=== Given data ===

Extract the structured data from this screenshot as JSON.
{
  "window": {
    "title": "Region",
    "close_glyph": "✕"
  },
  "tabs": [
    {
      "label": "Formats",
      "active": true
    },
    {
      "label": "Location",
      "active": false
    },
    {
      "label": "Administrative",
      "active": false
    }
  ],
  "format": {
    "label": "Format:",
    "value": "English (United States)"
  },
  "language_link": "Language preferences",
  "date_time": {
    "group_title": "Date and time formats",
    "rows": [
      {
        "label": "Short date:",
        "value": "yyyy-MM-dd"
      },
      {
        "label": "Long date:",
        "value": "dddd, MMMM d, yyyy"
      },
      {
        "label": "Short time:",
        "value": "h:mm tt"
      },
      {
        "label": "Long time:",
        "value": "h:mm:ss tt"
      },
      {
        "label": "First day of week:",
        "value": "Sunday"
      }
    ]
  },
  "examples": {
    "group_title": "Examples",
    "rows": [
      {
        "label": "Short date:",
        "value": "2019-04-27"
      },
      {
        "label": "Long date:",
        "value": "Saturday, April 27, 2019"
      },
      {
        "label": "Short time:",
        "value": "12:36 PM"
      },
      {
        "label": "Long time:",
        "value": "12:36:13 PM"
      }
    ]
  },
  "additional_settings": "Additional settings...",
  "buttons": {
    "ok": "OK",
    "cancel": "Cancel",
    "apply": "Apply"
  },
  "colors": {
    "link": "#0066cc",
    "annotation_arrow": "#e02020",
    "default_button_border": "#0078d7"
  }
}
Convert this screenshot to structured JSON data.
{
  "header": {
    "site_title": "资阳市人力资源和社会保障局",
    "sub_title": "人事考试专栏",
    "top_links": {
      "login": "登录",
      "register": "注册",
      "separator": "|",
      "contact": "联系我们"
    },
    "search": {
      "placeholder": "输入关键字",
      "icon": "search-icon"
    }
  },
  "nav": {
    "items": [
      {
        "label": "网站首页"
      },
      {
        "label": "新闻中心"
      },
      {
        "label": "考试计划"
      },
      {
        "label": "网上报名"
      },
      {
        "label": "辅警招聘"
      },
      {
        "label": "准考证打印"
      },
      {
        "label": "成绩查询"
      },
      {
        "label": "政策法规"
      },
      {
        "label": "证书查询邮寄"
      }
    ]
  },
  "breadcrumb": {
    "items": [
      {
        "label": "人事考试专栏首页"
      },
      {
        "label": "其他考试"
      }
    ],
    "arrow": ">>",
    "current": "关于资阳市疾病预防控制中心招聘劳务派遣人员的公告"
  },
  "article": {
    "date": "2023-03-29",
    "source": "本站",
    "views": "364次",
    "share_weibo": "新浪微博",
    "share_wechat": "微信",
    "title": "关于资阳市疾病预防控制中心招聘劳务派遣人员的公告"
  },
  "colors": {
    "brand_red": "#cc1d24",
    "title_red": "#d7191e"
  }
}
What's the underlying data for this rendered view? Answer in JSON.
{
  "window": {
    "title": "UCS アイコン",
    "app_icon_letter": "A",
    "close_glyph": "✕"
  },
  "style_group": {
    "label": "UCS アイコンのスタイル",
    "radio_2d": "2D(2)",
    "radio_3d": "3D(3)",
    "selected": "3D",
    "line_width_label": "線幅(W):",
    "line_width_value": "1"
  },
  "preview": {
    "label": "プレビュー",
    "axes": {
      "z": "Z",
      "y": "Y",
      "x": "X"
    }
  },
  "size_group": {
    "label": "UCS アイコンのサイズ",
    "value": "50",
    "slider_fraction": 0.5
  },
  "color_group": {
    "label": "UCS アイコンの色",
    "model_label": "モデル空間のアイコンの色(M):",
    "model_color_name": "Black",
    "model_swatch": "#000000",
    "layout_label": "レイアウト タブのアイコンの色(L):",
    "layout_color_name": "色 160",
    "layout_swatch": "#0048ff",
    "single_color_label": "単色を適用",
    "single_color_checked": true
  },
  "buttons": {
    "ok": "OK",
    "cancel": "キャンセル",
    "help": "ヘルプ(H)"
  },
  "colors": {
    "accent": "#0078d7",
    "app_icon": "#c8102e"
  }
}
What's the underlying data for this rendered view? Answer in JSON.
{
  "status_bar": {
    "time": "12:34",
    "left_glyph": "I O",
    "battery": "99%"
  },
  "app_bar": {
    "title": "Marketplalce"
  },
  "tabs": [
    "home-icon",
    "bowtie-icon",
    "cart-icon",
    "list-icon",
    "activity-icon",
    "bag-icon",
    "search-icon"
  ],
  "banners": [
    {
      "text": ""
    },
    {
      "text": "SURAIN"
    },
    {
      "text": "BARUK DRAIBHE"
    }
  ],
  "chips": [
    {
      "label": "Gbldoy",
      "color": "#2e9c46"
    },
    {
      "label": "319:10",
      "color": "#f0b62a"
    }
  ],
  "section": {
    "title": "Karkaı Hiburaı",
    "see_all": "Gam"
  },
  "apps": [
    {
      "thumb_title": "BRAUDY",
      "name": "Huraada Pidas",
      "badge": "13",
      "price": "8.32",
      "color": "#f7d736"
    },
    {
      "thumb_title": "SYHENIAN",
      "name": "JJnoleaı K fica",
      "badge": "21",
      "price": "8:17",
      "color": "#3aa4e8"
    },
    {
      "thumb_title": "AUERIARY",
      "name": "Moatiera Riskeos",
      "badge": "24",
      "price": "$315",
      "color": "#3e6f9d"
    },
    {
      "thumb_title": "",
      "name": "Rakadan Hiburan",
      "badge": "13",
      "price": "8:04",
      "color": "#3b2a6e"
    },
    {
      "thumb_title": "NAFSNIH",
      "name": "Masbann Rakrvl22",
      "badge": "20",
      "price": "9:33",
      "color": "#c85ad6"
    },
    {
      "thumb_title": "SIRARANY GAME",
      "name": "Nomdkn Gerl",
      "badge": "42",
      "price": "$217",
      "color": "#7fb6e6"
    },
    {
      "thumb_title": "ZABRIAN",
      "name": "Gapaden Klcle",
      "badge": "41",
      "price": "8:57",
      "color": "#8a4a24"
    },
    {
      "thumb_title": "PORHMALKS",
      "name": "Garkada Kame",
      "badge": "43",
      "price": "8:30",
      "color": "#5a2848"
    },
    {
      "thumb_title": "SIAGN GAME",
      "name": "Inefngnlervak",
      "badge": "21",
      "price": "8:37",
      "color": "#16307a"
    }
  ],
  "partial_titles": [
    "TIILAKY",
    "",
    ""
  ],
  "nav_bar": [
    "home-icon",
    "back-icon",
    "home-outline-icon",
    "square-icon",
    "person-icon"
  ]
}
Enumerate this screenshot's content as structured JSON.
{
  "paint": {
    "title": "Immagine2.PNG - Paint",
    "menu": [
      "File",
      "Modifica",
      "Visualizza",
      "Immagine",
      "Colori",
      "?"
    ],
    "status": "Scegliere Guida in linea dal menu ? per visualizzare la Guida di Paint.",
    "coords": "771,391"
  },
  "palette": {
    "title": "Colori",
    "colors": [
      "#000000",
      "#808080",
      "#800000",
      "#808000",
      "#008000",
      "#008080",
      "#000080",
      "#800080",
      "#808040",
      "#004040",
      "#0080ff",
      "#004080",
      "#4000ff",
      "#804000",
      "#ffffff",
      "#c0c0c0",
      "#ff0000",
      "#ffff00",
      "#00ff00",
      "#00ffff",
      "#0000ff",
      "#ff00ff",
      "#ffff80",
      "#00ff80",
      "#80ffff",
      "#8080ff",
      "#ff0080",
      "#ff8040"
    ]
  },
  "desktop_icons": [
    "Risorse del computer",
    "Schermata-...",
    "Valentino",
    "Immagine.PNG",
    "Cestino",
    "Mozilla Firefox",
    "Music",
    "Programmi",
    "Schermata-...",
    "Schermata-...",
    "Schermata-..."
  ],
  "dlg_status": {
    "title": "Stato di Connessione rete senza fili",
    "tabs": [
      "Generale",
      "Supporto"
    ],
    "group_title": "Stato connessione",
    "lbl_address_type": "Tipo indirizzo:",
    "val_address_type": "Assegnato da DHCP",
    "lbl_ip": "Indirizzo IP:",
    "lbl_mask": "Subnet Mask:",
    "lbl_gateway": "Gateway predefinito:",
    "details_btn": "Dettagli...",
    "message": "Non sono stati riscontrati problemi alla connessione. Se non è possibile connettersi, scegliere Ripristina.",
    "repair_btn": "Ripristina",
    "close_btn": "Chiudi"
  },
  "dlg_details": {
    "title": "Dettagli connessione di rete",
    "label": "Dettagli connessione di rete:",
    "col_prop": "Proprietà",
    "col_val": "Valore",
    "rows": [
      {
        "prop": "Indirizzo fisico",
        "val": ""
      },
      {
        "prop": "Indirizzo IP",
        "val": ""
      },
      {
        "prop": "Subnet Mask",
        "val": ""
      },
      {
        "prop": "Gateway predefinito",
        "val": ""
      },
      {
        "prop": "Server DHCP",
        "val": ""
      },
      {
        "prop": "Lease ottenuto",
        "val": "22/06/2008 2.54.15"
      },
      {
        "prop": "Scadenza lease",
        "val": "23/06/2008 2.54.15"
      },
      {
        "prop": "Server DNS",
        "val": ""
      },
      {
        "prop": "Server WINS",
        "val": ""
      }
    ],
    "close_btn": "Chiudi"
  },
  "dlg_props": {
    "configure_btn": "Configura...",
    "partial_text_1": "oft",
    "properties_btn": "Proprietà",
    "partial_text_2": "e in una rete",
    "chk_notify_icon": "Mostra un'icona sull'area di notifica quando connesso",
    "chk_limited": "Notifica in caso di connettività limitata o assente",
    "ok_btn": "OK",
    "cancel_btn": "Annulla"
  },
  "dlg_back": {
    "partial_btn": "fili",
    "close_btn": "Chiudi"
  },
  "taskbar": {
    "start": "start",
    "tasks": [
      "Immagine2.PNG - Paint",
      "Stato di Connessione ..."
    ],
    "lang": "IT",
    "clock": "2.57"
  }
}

===

Take every line from the records above that has the word "price" and copy it.

Correct response:
      "price": "8.32",
      "price": "8:17",
      "price": "$315",
      "price": "8:04",
      "price": "9:33",
      "price": "$217",
      "price": "8:57",
      "price": "8:30",
      "price": "8:37",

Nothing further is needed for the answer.